RECORDS FOR PROCESSING:
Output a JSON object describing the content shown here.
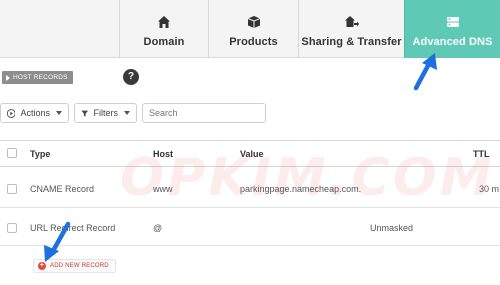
{
  "tabs": [
    {
      "label": "Domain",
      "icon": "home-icon"
    },
    {
      "label": "Products",
      "icon": "box-icon"
    },
    {
      "label": "Sharing & Transfer",
      "icon": "sharing-icon"
    },
    {
      "label": "Advanced DNS",
      "icon": "dns-icon",
      "active": true
    }
  ],
  "host_records_label": "HOST RECORDS",
  "help_symbol": "?",
  "toolbar": {
    "actions_label": "Actions",
    "filters_label": "Filters",
    "search_placeholder": "Search"
  },
  "table": {
    "columns": [
      "Type",
      "Host",
      "Value",
      "TTL"
    ],
    "rows": [
      {
        "type": "CNAME Record",
        "host": "www",
        "value": "parkingpage.namecheap.com.",
        "ttl": "30 m"
      },
      {
        "type": "URL Redirect Record",
        "host": "@",
        "value": "Unmasked",
        "ttl": ""
      }
    ]
  },
  "add_record_label": "ADD NEW RECORD",
  "watermark": "OPKIM.COM",
  "colors": {
    "active_tab": "#5ec9b4",
    "arrow": "#1f6fe0",
    "add_icon": "#e24a3b"
  }
}
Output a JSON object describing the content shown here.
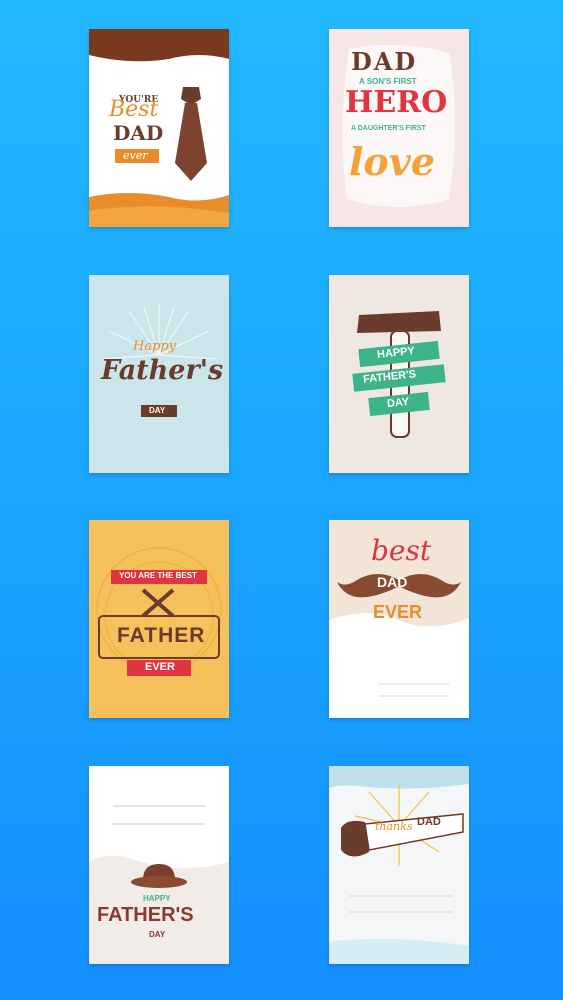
{
  "cards": [
    {
      "line1": "YOU'RE",
      "line2": "Best",
      "line3": "DAD",
      "line4": "ever"
    },
    {
      "line1": "DAD",
      "line2": "A SON'S FIRST",
      "line3": "HERO",
      "line4": "A DAUGHTER'S FIRST",
      "line5": "love"
    },
    {
      "line1": "Happy",
      "line2": "Father's",
      "line3": "DAY"
    },
    {
      "line1": "HAPPY",
      "line2": "FATHER'S",
      "line3": "DAY"
    },
    {
      "line1": "YOU ARE THE BEST",
      "line2": "FATHER",
      "line3": "EVER"
    },
    {
      "line1": "best",
      "line2": "DAD",
      "line3": "EVER"
    },
    {
      "line1": "HAPPY",
      "line2": "FATHER'S",
      "line3": "DAY"
    },
    {
      "line1": "thanks",
      "line2": "DAD"
    }
  ],
  "colors": {
    "brown": "#6b3b2b",
    "orange": "#e98d2a",
    "green": "#3db38a",
    "red": "#e0343f",
    "blue": "#1aa3ff"
  },
  "icons": [
    "tie-icon",
    "hammer-icon",
    "tools-icon",
    "mustache-icon",
    "hat-icon",
    "saw-icon"
  ]
}
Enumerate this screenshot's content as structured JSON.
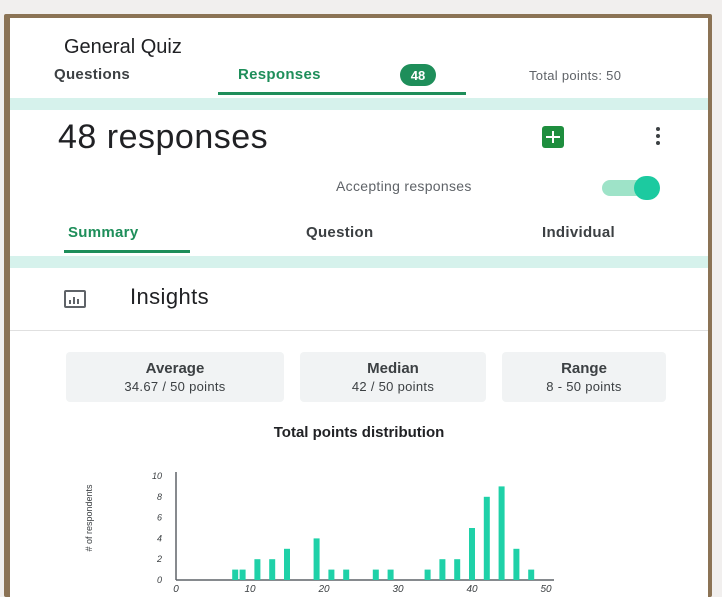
{
  "quiz_title": "General Quiz",
  "top_tabs": {
    "questions": "Questions",
    "responses": "Responses",
    "responses_badge": "48",
    "total_points": "Total points: 50"
  },
  "responses_header": {
    "count_label": "48 responses",
    "accepting_label": "Accepting responses",
    "accepting_on": true,
    "sheets_icon": "sheets-icon",
    "more_icon": "more-vert-icon"
  },
  "sub_tabs": {
    "summary": "Summary",
    "question": "Question",
    "individual": "Individual"
  },
  "insights": {
    "icon": "insights-icon",
    "label": "Insights"
  },
  "stats": {
    "average": {
      "label": "Average",
      "value": "34.67 / 50 points"
    },
    "median": {
      "label": "Median",
      "value": "42 / 50 points"
    },
    "range": {
      "label": "Range",
      "value": "8 - 50 points"
    }
  },
  "colors": {
    "accent": "#1e8e5a",
    "bar": "#1fd1a8",
    "mint": "#d6f2ec"
  },
  "chart_data": {
    "type": "bar",
    "title": "Total points distribution",
    "ylabel": "# of respondents",
    "xlabel": "",
    "ylim": [
      0,
      10
    ],
    "yticks": [
      0,
      2,
      4,
      6,
      8,
      10
    ],
    "xticks": [
      0,
      10,
      20,
      30,
      40,
      50
    ],
    "x": [
      8,
      9,
      11,
      13,
      15,
      19,
      21,
      23,
      27,
      29,
      34,
      36,
      38,
      40,
      42,
      44,
      46,
      48
    ],
    "values": [
      1,
      1,
      2,
      2,
      3,
      4,
      1,
      1,
      1,
      1,
      1,
      2,
      2,
      5,
      8,
      9,
      3,
      1
    ]
  }
}
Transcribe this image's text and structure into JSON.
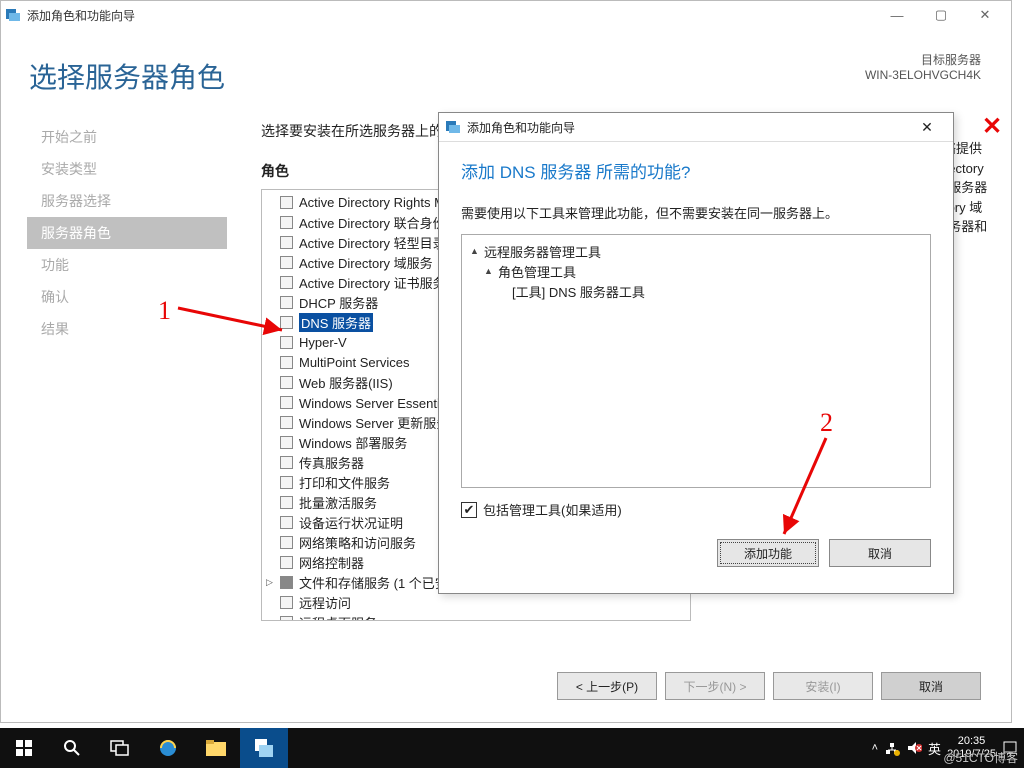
{
  "window": {
    "title": "添加角色和功能向导",
    "heading": "选择服务器角色",
    "target_label": "目标服务器",
    "target_value": "WIN-3ELOHVGCH4K"
  },
  "sidebar": {
    "items": [
      {
        "label": "开始之前"
      },
      {
        "label": "安装类型"
      },
      {
        "label": "服务器选择"
      },
      {
        "label": "服务器角色",
        "active": true
      },
      {
        "label": "功能"
      },
      {
        "label": "确认"
      },
      {
        "label": "结果"
      }
    ]
  },
  "roles": {
    "instruction": "选择要安装在所选服务器上的一个或多个角色。",
    "label": "角色",
    "items": [
      {
        "label": "Active Directory Rights Management Services"
      },
      {
        "label": "Active Directory 联合身份验证服务"
      },
      {
        "label": "Active Directory 轻型目录服务"
      },
      {
        "label": "Active Directory 域服务"
      },
      {
        "label": "Active Directory 证书服务"
      },
      {
        "label": "DHCP 服务器"
      },
      {
        "label": "DNS 服务器",
        "selected": true
      },
      {
        "label": "Hyper-V"
      },
      {
        "label": "MultiPoint Services"
      },
      {
        "label": "Web 服务器(IIS)"
      },
      {
        "label": "Windows Server Essentials 体验"
      },
      {
        "label": "Windows Server 更新服务"
      },
      {
        "label": "Windows 部署服务"
      },
      {
        "label": "传真服务器"
      },
      {
        "label": "打印和文件服务"
      },
      {
        "label": "批量激活服务"
      },
      {
        "label": "设备运行状况证明"
      },
      {
        "label": "网络策略和访问服务"
      },
      {
        "label": "网络控制器"
      },
      {
        "label": "文件和存储服务 (1 个已安装, 共 12 个)",
        "expandable": true,
        "shaded": true
      },
      {
        "label": "远程访问"
      },
      {
        "label": "远程桌面服务"
      }
    ]
  },
  "description": {
    "text": "域名系统(DNS)服务器为 TCP/IP 网络提供名称解析。DNS 服务器与 Active Directory 域服务安装在同一服务器上时, DNS 服务器更易于管理。如果选择 Active Directory 域服务角色,你可以安装并配置 DNS 服务器和 Active Directory 域服务一起工作。"
  },
  "modal": {
    "title": "添加角色和功能向导",
    "heading": "添加 DNS 服务器 所需的功能?",
    "sub": "需要使用以下工具来管理此功能，但不需要安装在同一服务器上。",
    "tree": {
      "l0": "远程服务器管理工具",
      "l1": "角色管理工具",
      "l2": "[工具] DNS 服务器工具"
    },
    "include_label": "包括管理工具(如果适用)",
    "add_btn": "添加功能",
    "cancel_btn": "取消"
  },
  "buttons": {
    "prev": "< 上一步(P)",
    "next": "下一步(N) >",
    "install": "安装(I)",
    "cancel": "取消"
  },
  "annotations": {
    "one": "1",
    "two": "2"
  },
  "taskbar": {
    "ime": "英",
    "time_line1": "20:35",
    "time_line2": "2019/7/25"
  },
  "watermark": "@51CTO博客"
}
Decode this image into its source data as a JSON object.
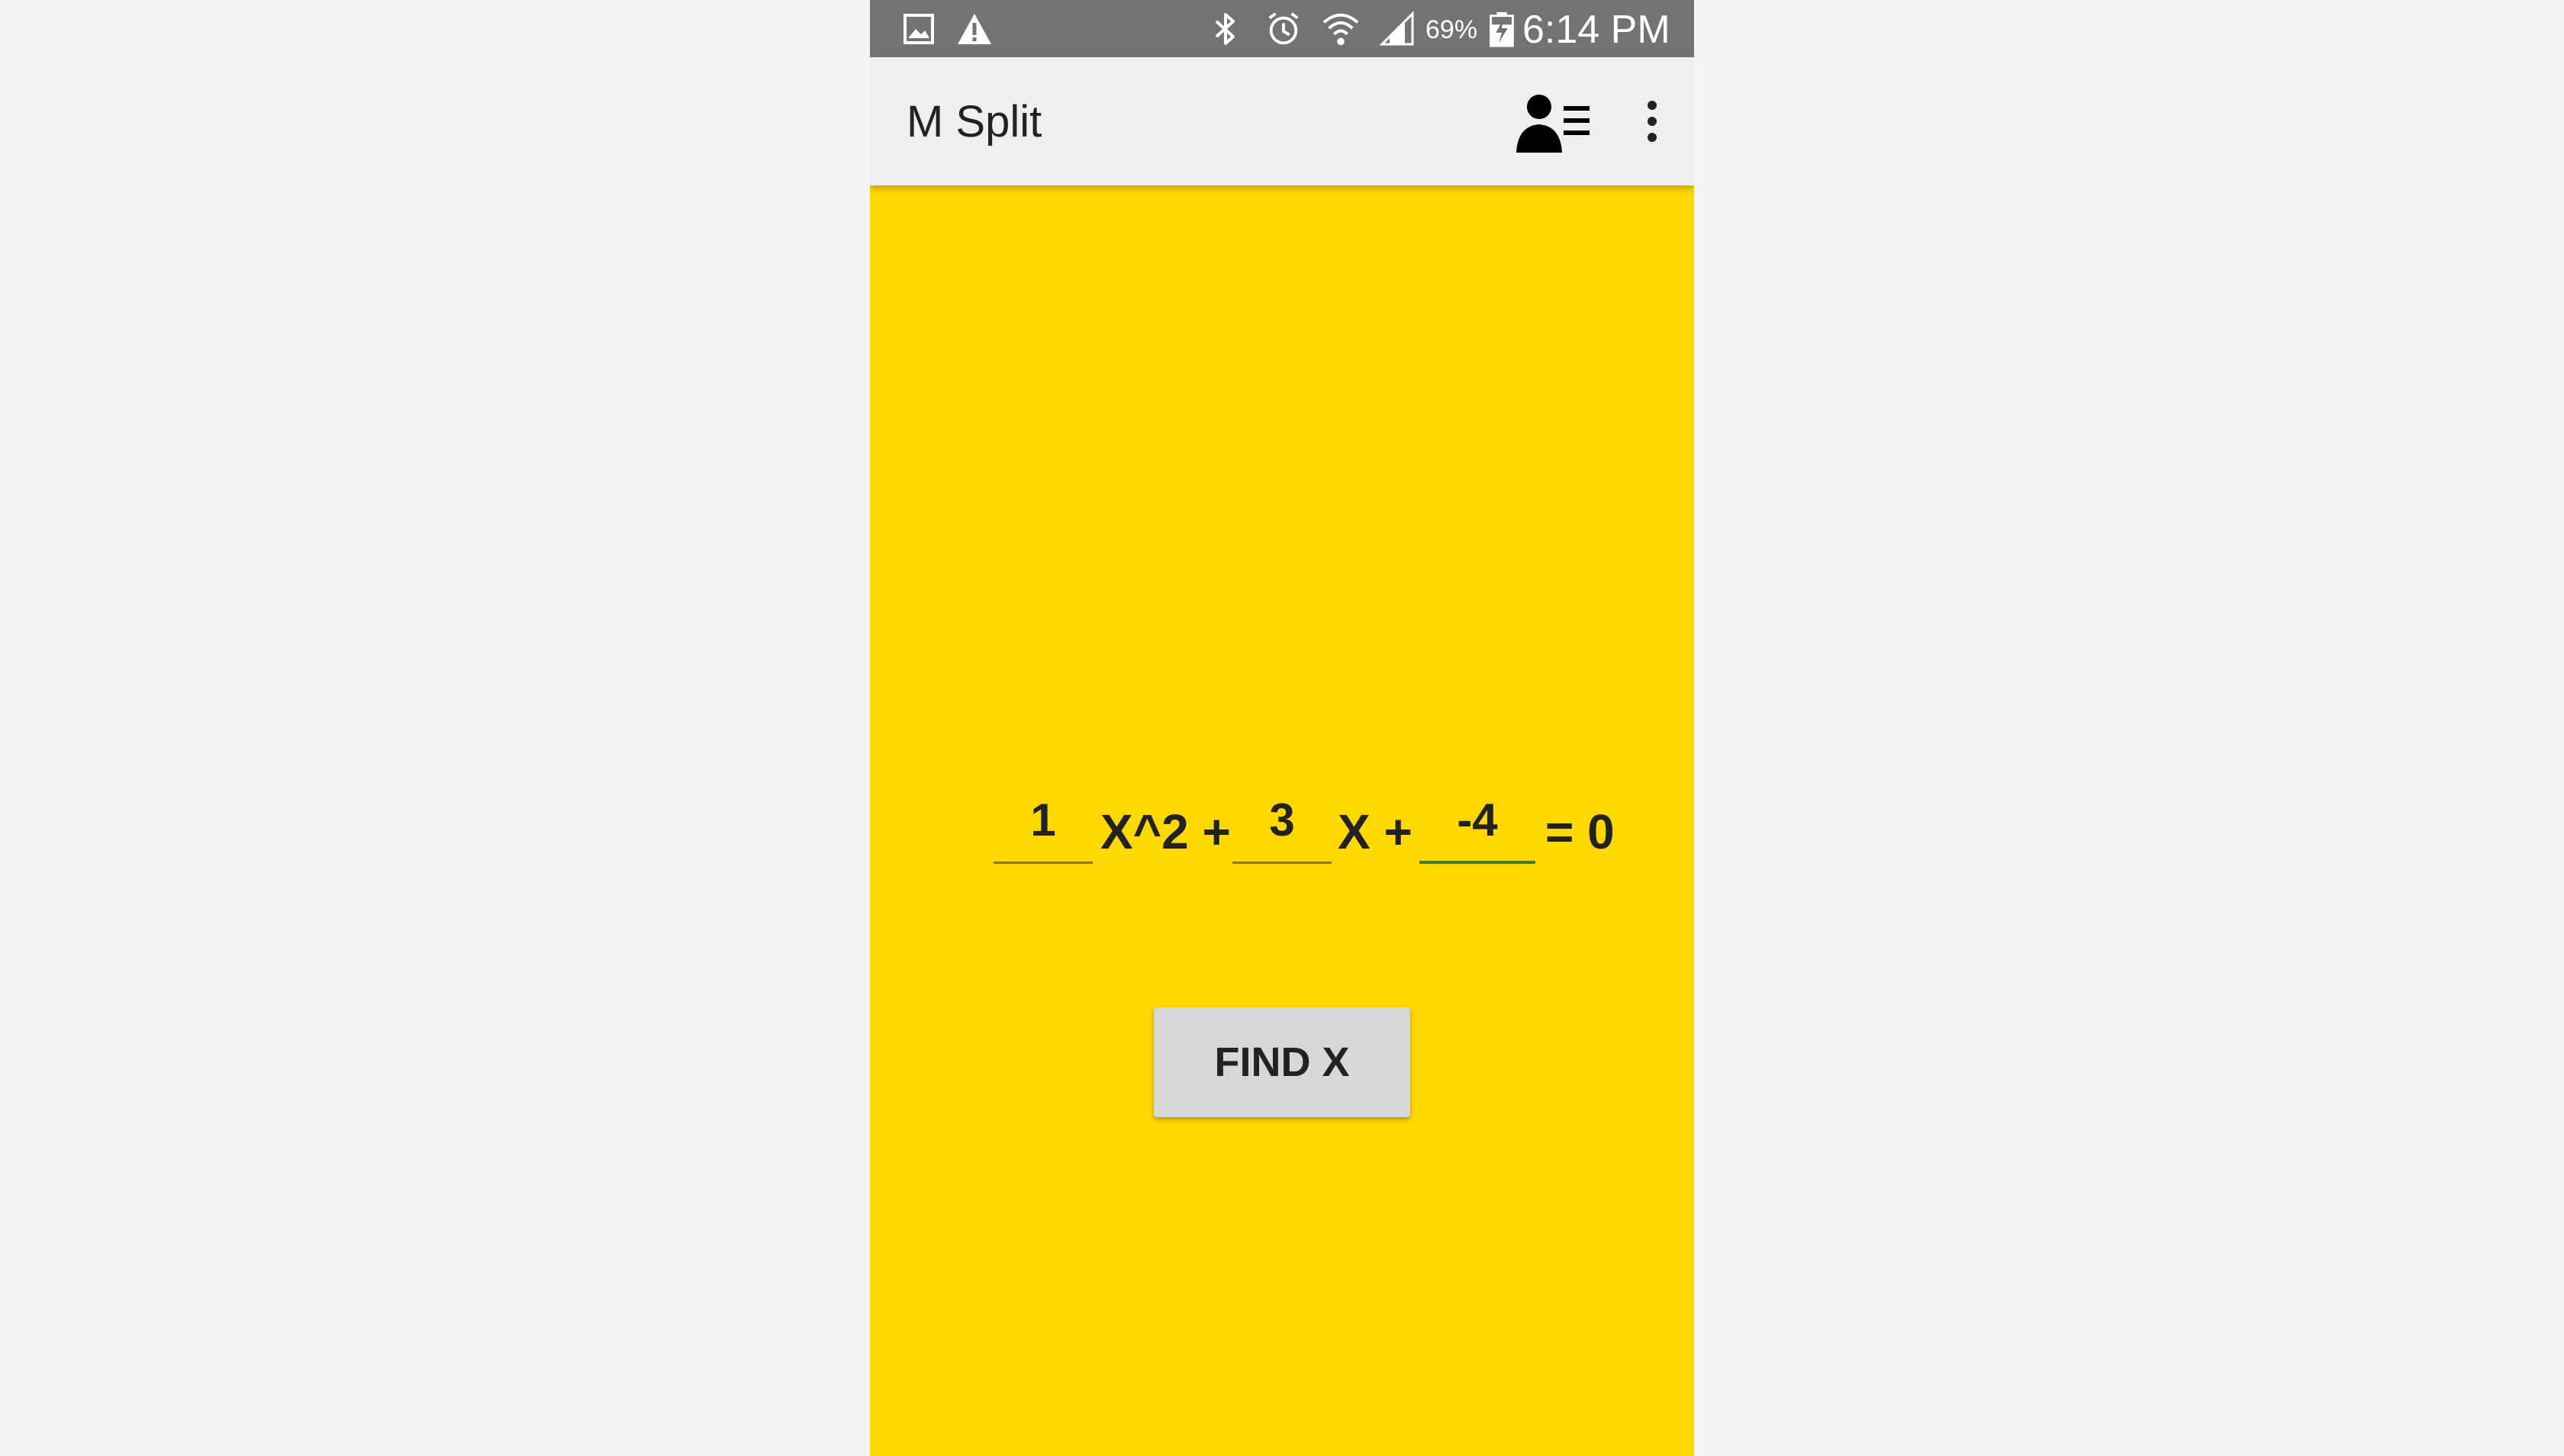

SHORT TASK: Lines containing "image" are to be counted. State the total and add nothing.

THE RESULT: 2